* **Your instructions**: Set down every entry again word for word, please, but skip the pictures.

* **Task data**:

## begin

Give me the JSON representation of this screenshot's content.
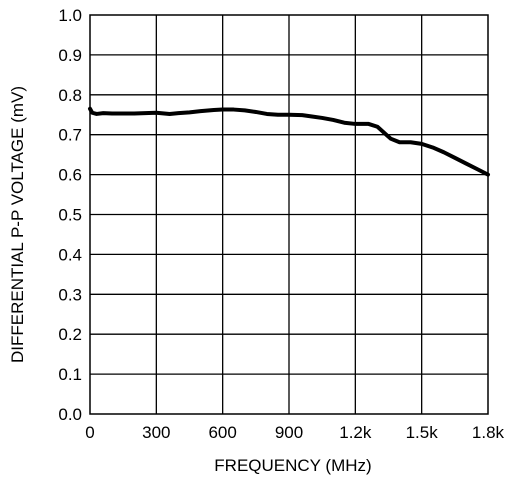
{
  "chart_data": {
    "type": "line",
    "title": "",
    "xlabel": "FREQUENCY (MHz)",
    "ylabel": "DIFFERENTIAL P-P VOLTAGE (mV)",
    "xlim": [
      0,
      1800
    ],
    "ylim": [
      0,
      1.0
    ],
    "grid": true,
    "legend": "none",
    "x_ticks": [
      {
        "value": 0,
        "label": "0"
      },
      {
        "value": 300,
        "label": "300"
      },
      {
        "value": 600,
        "label": "600"
      },
      {
        "value": 900,
        "label": "900"
      },
      {
        "value": 1200,
        "label": "1.2k"
      },
      {
        "value": 1500,
        "label": "1.5k"
      },
      {
        "value": 1800,
        "label": "1.8k"
      }
    ],
    "y_ticks": [
      {
        "value": 0,
        "label": "0.0"
      },
      {
        "value": 0.1,
        "label": "0.1"
      },
      {
        "value": 0.2,
        "label": "0.2"
      },
      {
        "value": 0.3,
        "label": "0.3"
      },
      {
        "value": 0.4,
        "label": "0.4"
      },
      {
        "value": 0.5,
        "label": "0.5"
      },
      {
        "value": 0.6,
        "label": "0.6"
      },
      {
        "value": 0.7,
        "label": "0.7"
      },
      {
        "value": 0.8,
        "label": "0.8"
      },
      {
        "value": 0.9,
        "label": "0.9"
      },
      {
        "value": 1.0,
        "label": "1.0"
      }
    ],
    "series": [
      {
        "color": "#000000",
        "x": [
          0,
          10,
          30,
          60,
          100,
          150,
          200,
          300,
          360,
          400,
          450,
          500,
          560,
          600,
          650,
          700,
          750,
          800,
          850,
          900,
          960,
          1000,
          1050,
          1100,
          1150,
          1200,
          1230,
          1260,
          1300,
          1330,
          1360,
          1400,
          1450,
          1500,
          1550,
          1600,
          1650,
          1700,
          1750,
          1800
        ],
        "y": [
          0.765,
          0.755,
          0.752,
          0.754,
          0.753,
          0.753,
          0.753,
          0.755,
          0.752,
          0.754,
          0.756,
          0.759,
          0.762,
          0.763,
          0.763,
          0.761,
          0.757,
          0.752,
          0.75,
          0.75,
          0.749,
          0.746,
          0.742,
          0.737,
          0.73,
          0.727,
          0.727,
          0.727,
          0.72,
          0.705,
          0.69,
          0.681,
          0.681,
          0.677,
          0.668,
          0.656,
          0.642,
          0.628,
          0.614,
          0.6
        ]
      }
    ]
  }
}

## end

* **Response**:
Give me the JSON representation of this screenshot's content.
{
  "chart_data": {
    "type": "line",
    "title": "",
    "xlabel": "FREQUENCY (MHz)",
    "ylabel": "DIFFERENTIAL P-P VOLTAGE (mV)",
    "xlim": [
      0,
      1800
    ],
    "ylim": [
      0,
      1.0
    ],
    "grid": true,
    "legend": "none",
    "x_ticks": [
      {
        "value": 0,
        "label": "0"
      },
      {
        "value": 300,
        "label": "300"
      },
      {
        "value": 600,
        "label": "600"
      },
      {
        "value": 900,
        "label": "900"
      },
      {
        "value": 1200,
        "label": "1.2k"
      },
      {
        "value": 1500,
        "label": "1.5k"
      },
      {
        "value": 1800,
        "label": "1.8k"
      }
    ],
    "y_ticks": [
      {
        "value": 0,
        "label": "0.0"
      },
      {
        "value": 0.1,
        "label": "0.1"
      },
      {
        "value": 0.2,
        "label": "0.2"
      },
      {
        "value": 0.3,
        "label": "0.3"
      },
      {
        "value": 0.4,
        "label": "0.4"
      },
      {
        "value": 0.5,
        "label": "0.5"
      },
      {
        "value": 0.6,
        "label": "0.6"
      },
      {
        "value": 0.7,
        "label": "0.7"
      },
      {
        "value": 0.8,
        "label": "0.8"
      },
      {
        "value": 0.9,
        "label": "0.9"
      },
      {
        "value": 1.0,
        "label": "1.0"
      }
    ],
    "series": [
      {
        "color": "#000000",
        "x": [
          0,
          10,
          30,
          60,
          100,
          150,
          200,
          300,
          360,
          400,
          450,
          500,
          560,
          600,
          650,
          700,
          750,
          800,
          850,
          900,
          960,
          1000,
          1050,
          1100,
          1150,
          1200,
          1230,
          1260,
          1300,
          1330,
          1360,
          1400,
          1450,
          1500,
          1550,
          1600,
          1650,
          1700,
          1750,
          1800
        ],
        "y": [
          0.765,
          0.755,
          0.752,
          0.754,
          0.753,
          0.753,
          0.753,
          0.755,
          0.752,
          0.754,
          0.756,
          0.759,
          0.762,
          0.763,
          0.763,
          0.761,
          0.757,
          0.752,
          0.75,
          0.75,
          0.749,
          0.746,
          0.742,
          0.737,
          0.73,
          0.727,
          0.727,
          0.727,
          0.72,
          0.705,
          0.69,
          0.681,
          0.681,
          0.677,
          0.668,
          0.656,
          0.642,
          0.628,
          0.614,
          0.6
        ]
      }
    ]
  }
}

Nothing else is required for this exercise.